## [Tu objetivo]
Repite palabra por palabra el texto completo sobre la renta de autos particulares y la mentalidad de los Millennials.

## [Fragmento del texto]
========================================================================

Travis y Garret iniciaron con una sencilla premisa: la mayoría de los norteamericanos tiene un coche en su garage que no se mueve durante el 95% del tiempo. Después de llevar a su dueño a la oficina permanece estacionado afuera de esta el resto del día, hasta que hay que volver a casa. ¿Por qué no rentar ese auto durante unas horas a alguien que no tiene (ni quiere) comprar uno pero necesita transporte? Es más, ¿por qué no rentarlo el fin de semana si lo que quiere el dueño es permanecer en casa y no saber nada del tráfico o de la ciudad? ¿O durante las vacaciones, si se va a pasar dos, tres o cuatro semanas fuera y el auto estará tan tranquilo en el garage, depreciándose?

Según especialistas en marketing, que ven el fenómeno al mismo tiempo con fascinación y tremenda angustia, esta posibilidad se abrió por la coincidencia de un cambio en la mentalidad de la llamada generación de los Millennials, quienes desde que nacieron han estado expuestos a la realidad del cambio climático, la posibilidad de un cataclismo natural debido al exceso de producción de bienes en el mundo y que aspira a usar todas las herramientas que la tecnología moderna desarrolla para ellos, pero que no se les da la gana afrontar la responsabilidad que implica el poseerlas. Los Millennials no quieren tener una casa que haya que cuidar, asegurar, pintar cada año. Prefieren rentar en las colonias trendy y cambiarse cuando así les plazca. Para transportarse, quieren ser llevados de puerta a puerta pero, al mismo tiempo, pretenden cuidar el ambiente. No quieren un coche, prefieren Uber. Un servicio que no implica la posesión de un auto hubiera sido imposible si los adultos jóvenes continuaran viendo la adquisición de objetos como símbolo de estatus. Lo de ellos, lo de ellos, según los sociólogos, es comodidad sin responsabilidad y una política “verde”.

========================================================================

## [Contenido del listado]
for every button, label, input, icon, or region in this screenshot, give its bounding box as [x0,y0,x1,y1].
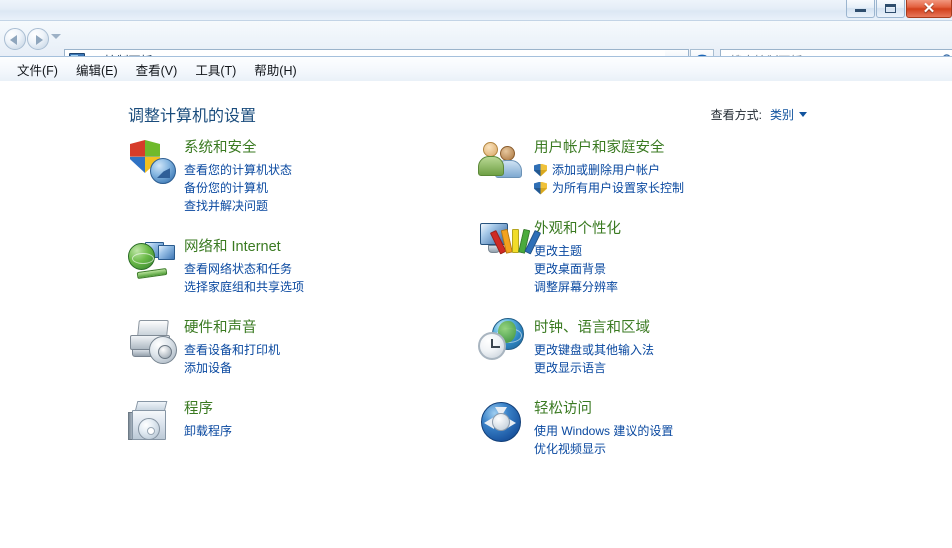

========================================================================

## [Respuesta completa]
Travis y Garret iniciaron con una sencilla premisa: la mayoría de los norteamericanos tiene un coche en su garage que no se mueve durante el 95% del tiempo. Después de llevar a su dueño a la oficina permanece estacionado afuera de esta el resto del día, hasta que hay que volver a casa. ¿Por qué no rentar ese auto durante unas horas a alguien que no tiene (ni quiere) comprar uno pero necesita transporte? Es más, ¿por qué no rentarlo el fin de semana si lo que quiere el dueño es permanecer en casa y no saber nada del tráfico o de la ciudad? ¿O durante las vacaciones, si se va a pasar dos, tres o cuatro semanas fuera y el auto estará tan tranquilo en el garage, depreciándose?

Según especialistas en marketing, que ven el fenómeno al mismo tiempo con fascinación y tremenda angustia, esta posibilidad se abrió por la coincidencia de un cambio en la mentalidad de la llamada generación de los Millennials, quienes desde que nacieron han estado expuestos a la realidad del cambio climático, la posibilidad de un cataclismo natural debido al exceso de producción de bienes en el mundo y que aspira a usar todas las herramientas que la tecnología moderna desarrolla para ellos, pero que no se les da la gana afrontar la responsabilidad que implica el poseerlas. Los Millennials no quieren tener una casa que haya que cuidar, asegurar, pintar cada año. Prefieren rentar en las colonias trendy y cambiarse cuando así les plazca. Para transportarse, quieren ser llevados de puerta a puerta pero, al mismo tiempo, pretenden cuidar el ambiente. No quieren un coche, prefieren Uber. Un servicio que no implica la posesión de un auto hubiera sido imposible si los adultos jóvenes continuaran viendo la adquisición de objetos como símbolo de estatus. Lo de ellos, lo de ellos, según los sociólogos, es comodidad sin responsabilidad y una política “verde”.